[Records from a dataset]

------------------------

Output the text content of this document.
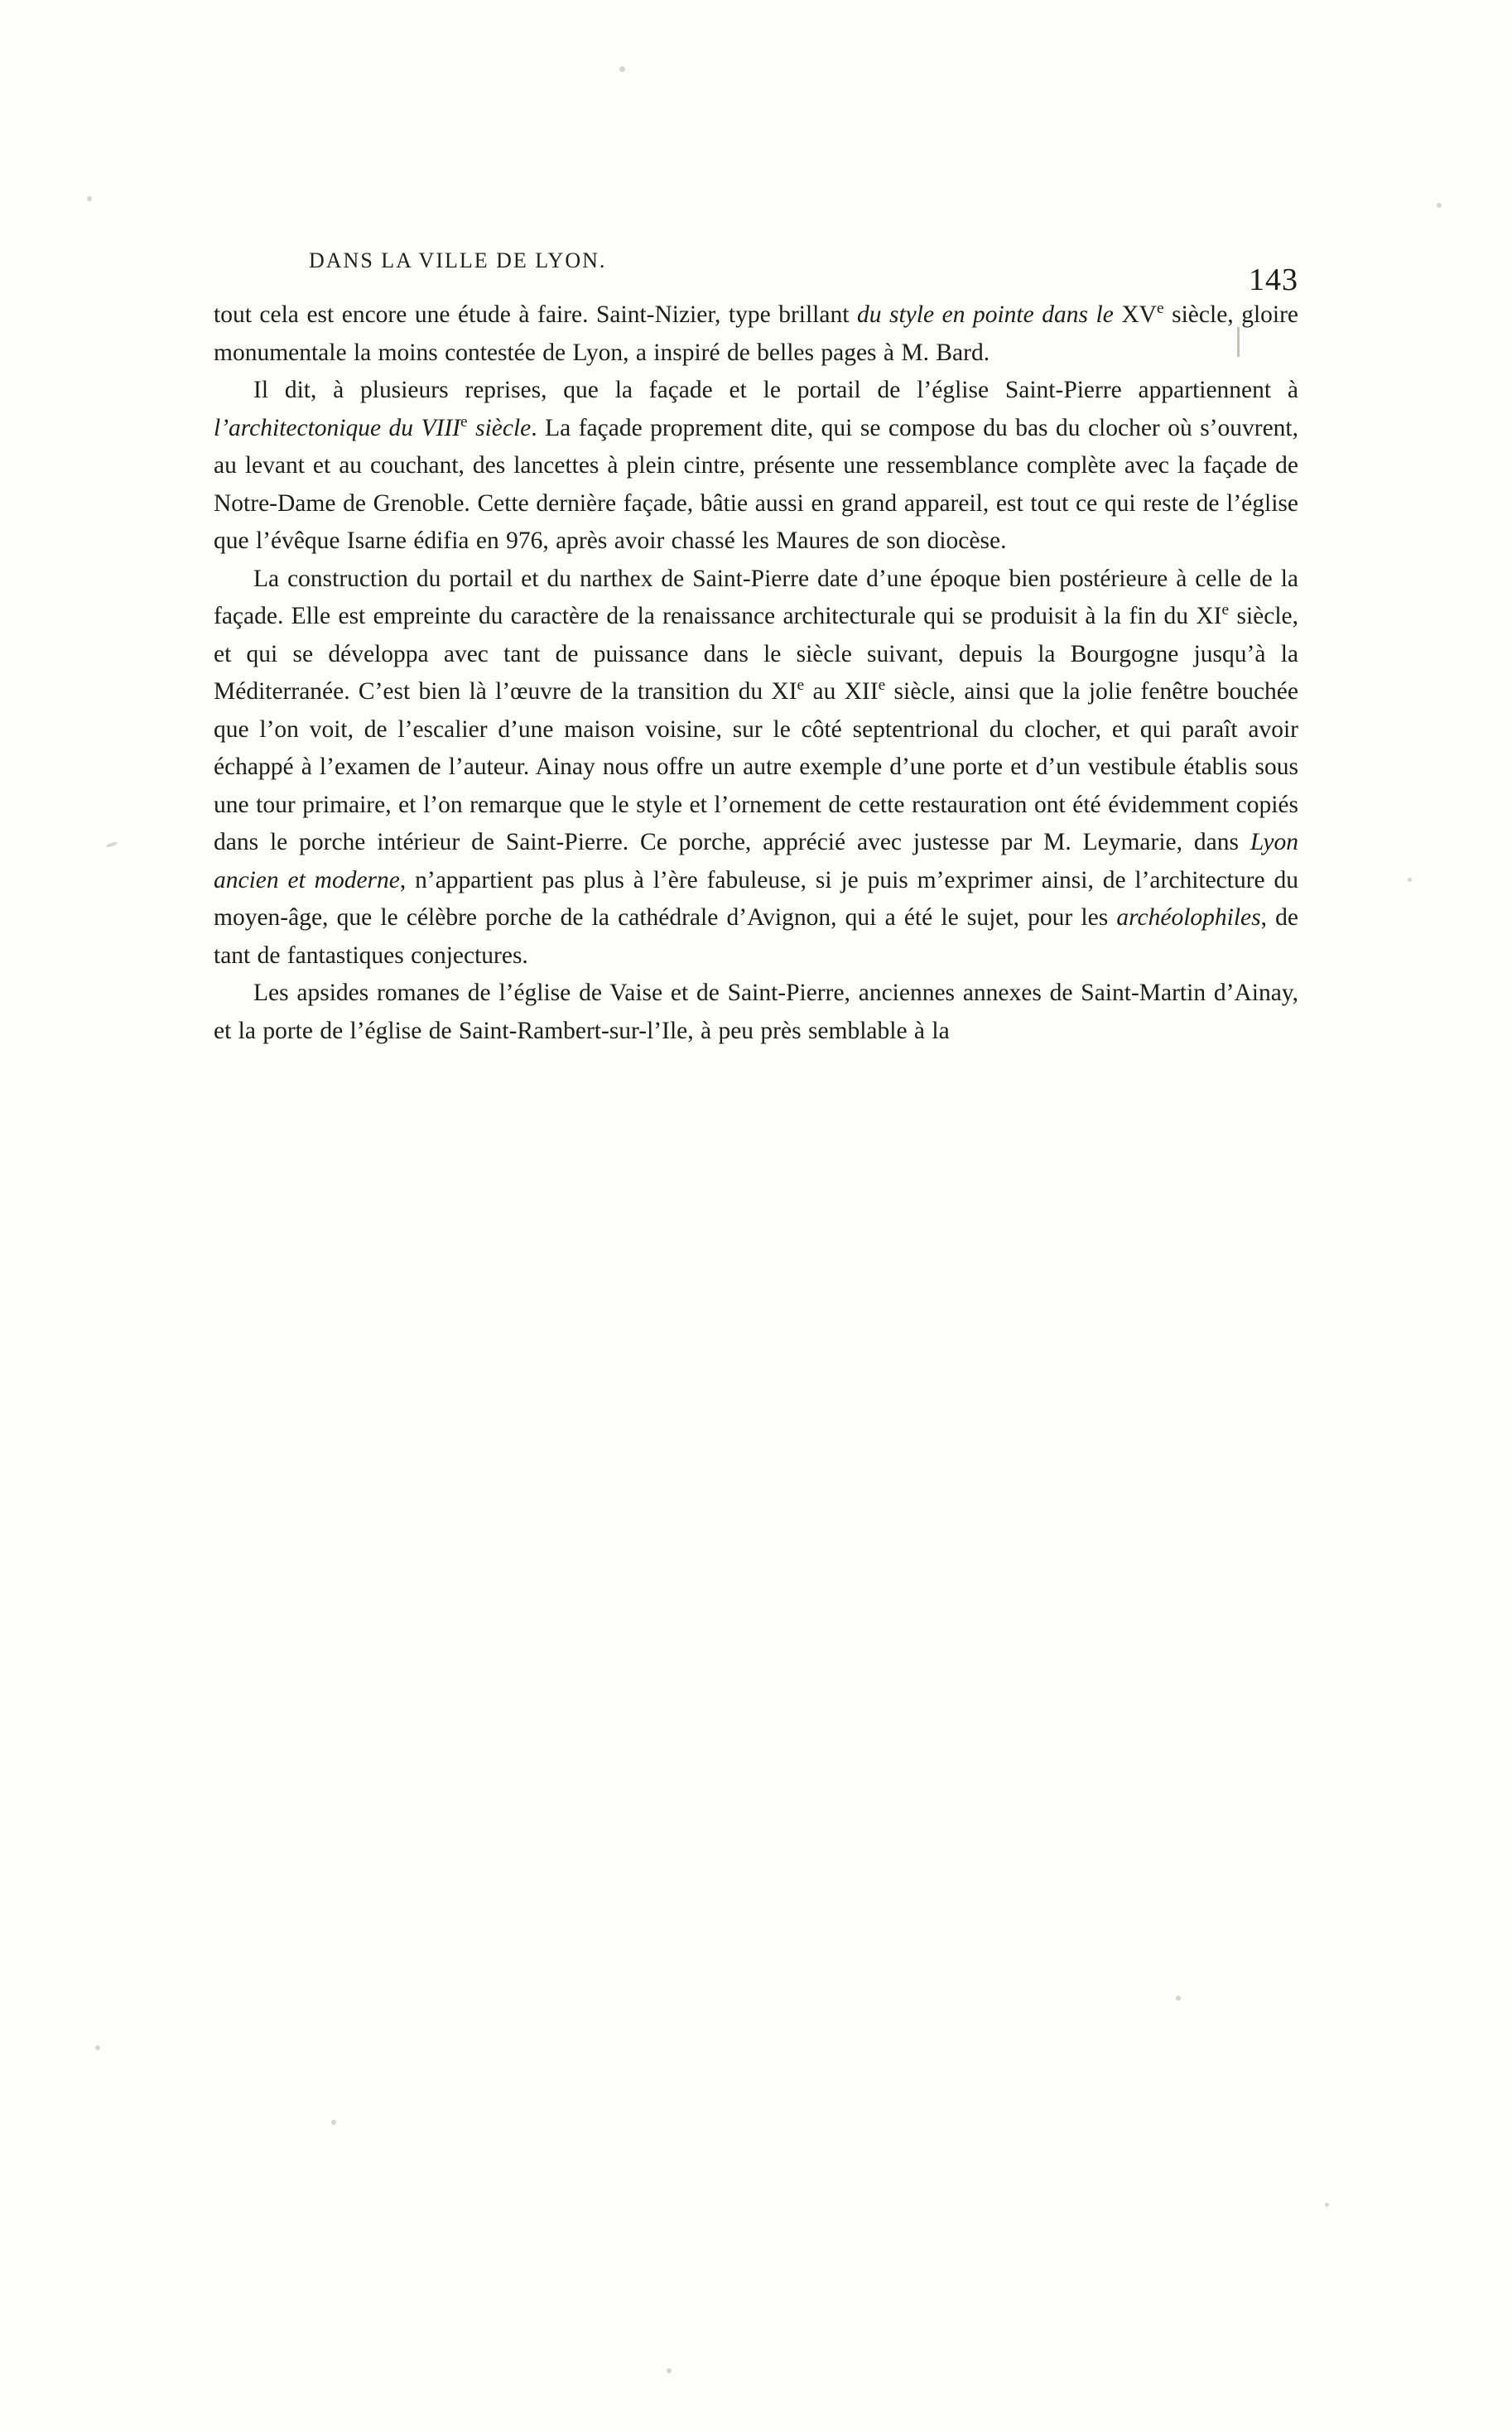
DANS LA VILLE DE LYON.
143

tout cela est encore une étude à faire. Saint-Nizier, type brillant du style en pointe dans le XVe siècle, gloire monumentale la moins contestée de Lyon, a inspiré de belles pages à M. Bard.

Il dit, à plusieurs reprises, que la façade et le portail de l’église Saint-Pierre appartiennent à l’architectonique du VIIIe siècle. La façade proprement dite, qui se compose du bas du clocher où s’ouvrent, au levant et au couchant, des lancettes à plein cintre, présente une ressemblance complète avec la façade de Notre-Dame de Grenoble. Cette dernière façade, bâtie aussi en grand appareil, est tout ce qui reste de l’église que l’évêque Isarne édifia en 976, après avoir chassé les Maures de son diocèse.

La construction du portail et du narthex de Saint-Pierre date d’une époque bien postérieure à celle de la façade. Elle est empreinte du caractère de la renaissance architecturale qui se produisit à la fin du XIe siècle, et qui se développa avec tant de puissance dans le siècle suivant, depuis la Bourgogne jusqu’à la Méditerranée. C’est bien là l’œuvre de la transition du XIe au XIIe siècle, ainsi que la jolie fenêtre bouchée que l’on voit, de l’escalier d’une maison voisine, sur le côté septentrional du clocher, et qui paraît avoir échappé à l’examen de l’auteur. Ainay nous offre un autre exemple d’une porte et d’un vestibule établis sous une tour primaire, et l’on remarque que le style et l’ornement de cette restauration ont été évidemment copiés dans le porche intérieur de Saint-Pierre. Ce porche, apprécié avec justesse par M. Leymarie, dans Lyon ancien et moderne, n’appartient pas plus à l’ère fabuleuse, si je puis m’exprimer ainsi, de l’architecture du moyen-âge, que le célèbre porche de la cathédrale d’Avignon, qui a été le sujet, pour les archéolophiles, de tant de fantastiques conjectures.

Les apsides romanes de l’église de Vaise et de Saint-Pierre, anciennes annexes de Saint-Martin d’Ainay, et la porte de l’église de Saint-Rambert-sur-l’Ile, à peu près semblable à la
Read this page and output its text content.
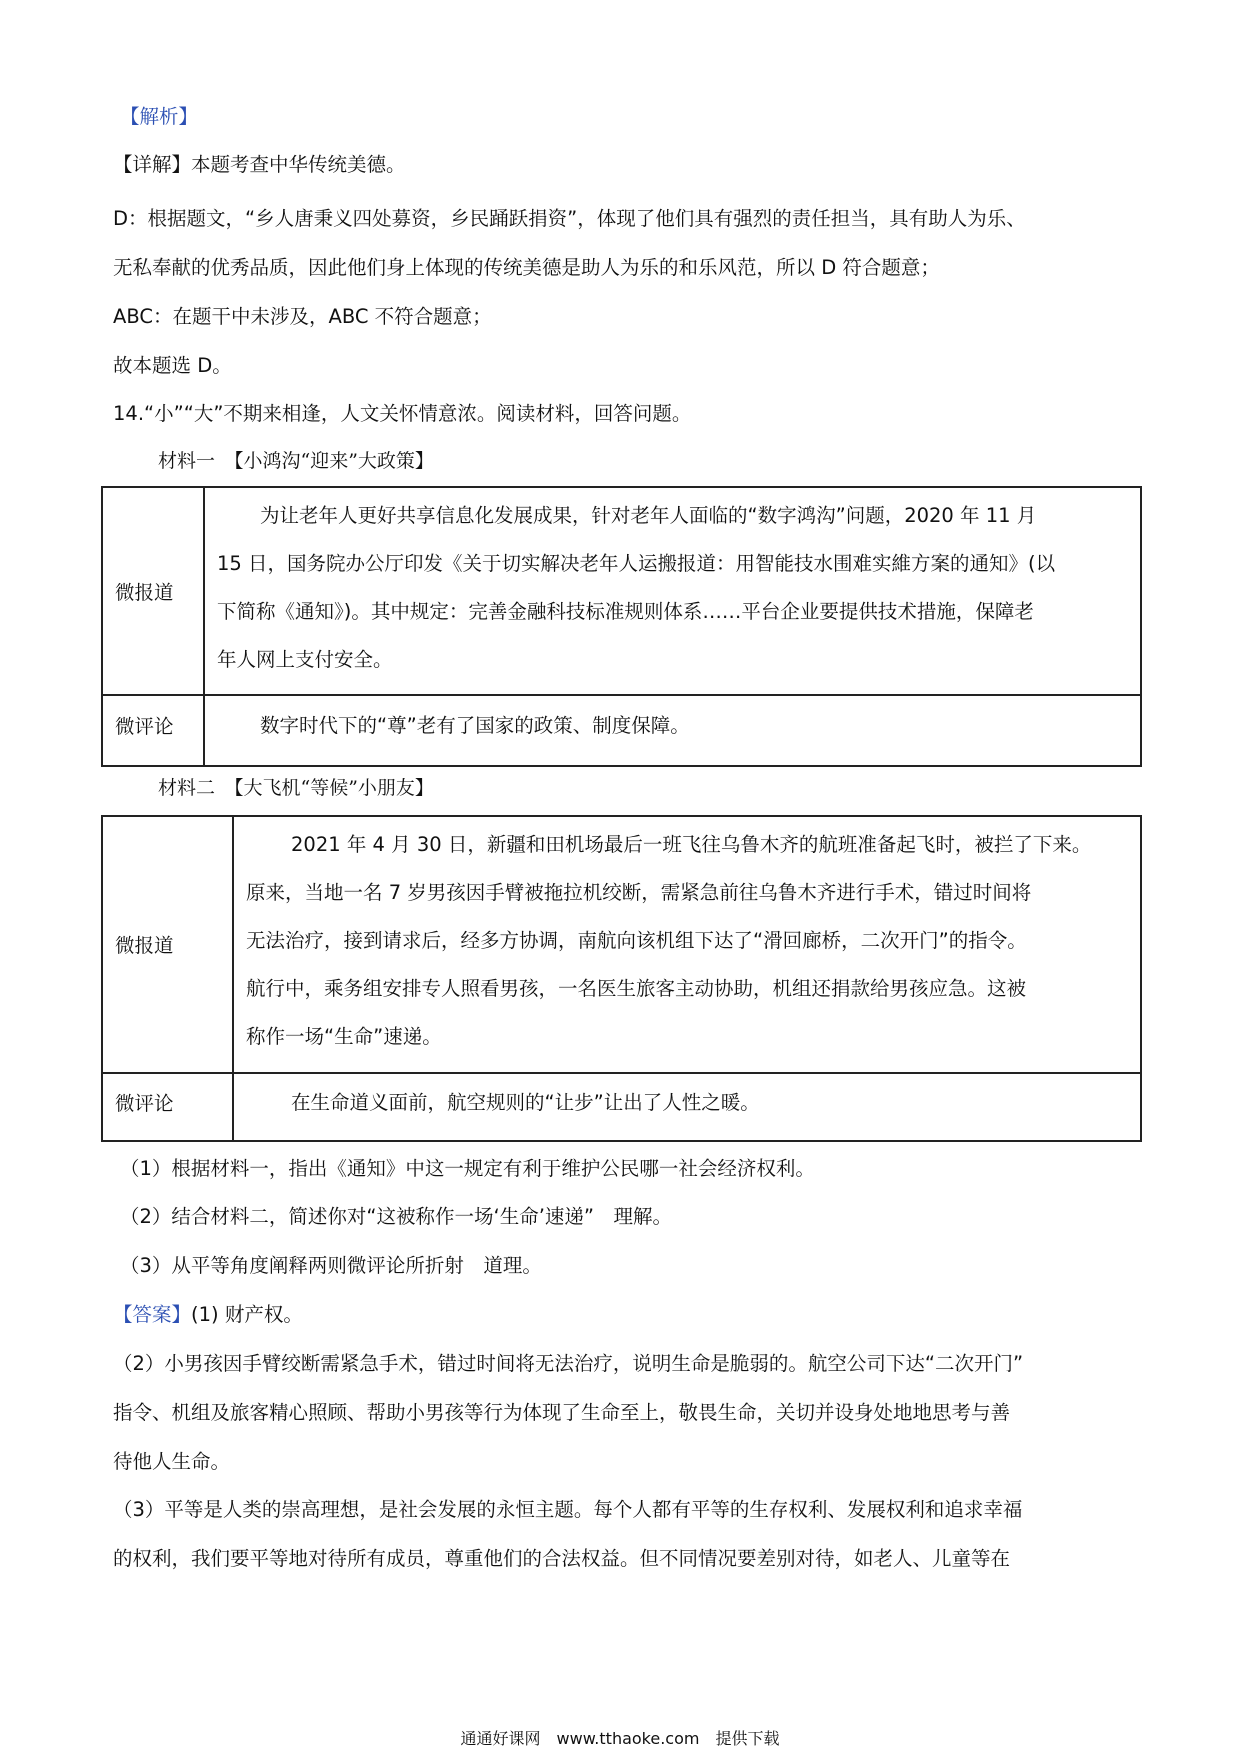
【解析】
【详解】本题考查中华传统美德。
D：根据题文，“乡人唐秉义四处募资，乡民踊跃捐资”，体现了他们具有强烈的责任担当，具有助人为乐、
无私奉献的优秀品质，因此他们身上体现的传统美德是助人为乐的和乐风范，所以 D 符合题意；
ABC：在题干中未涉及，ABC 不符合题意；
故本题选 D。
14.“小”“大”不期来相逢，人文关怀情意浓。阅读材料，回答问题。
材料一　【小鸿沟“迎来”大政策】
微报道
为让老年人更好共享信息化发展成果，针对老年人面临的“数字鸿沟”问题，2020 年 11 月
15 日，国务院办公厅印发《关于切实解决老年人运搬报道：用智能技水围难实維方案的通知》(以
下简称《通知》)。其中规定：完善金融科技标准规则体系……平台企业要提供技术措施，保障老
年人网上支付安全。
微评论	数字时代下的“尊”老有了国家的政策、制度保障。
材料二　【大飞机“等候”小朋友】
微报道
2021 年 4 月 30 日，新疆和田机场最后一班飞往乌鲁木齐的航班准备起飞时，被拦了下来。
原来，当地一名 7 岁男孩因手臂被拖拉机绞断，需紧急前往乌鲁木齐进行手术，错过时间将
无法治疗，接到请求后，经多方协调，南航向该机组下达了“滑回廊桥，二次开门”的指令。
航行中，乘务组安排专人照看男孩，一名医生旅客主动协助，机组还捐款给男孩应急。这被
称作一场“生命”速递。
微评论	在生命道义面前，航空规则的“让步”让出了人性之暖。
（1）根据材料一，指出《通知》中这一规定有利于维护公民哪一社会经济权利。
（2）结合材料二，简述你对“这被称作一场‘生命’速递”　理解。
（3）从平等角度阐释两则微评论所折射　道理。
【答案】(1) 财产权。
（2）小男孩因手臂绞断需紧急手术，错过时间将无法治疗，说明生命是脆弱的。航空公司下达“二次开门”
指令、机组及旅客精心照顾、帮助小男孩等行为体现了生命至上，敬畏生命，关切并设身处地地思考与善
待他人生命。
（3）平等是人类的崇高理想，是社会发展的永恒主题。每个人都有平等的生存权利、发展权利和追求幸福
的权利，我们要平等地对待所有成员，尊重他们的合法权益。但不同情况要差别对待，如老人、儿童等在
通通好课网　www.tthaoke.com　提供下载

------------------------

- WHAT IS REQUIRED
All lines above with "this" in them should be returned.

- THE SOLUTION
Output the text content of this document.
Read this page and output its text content.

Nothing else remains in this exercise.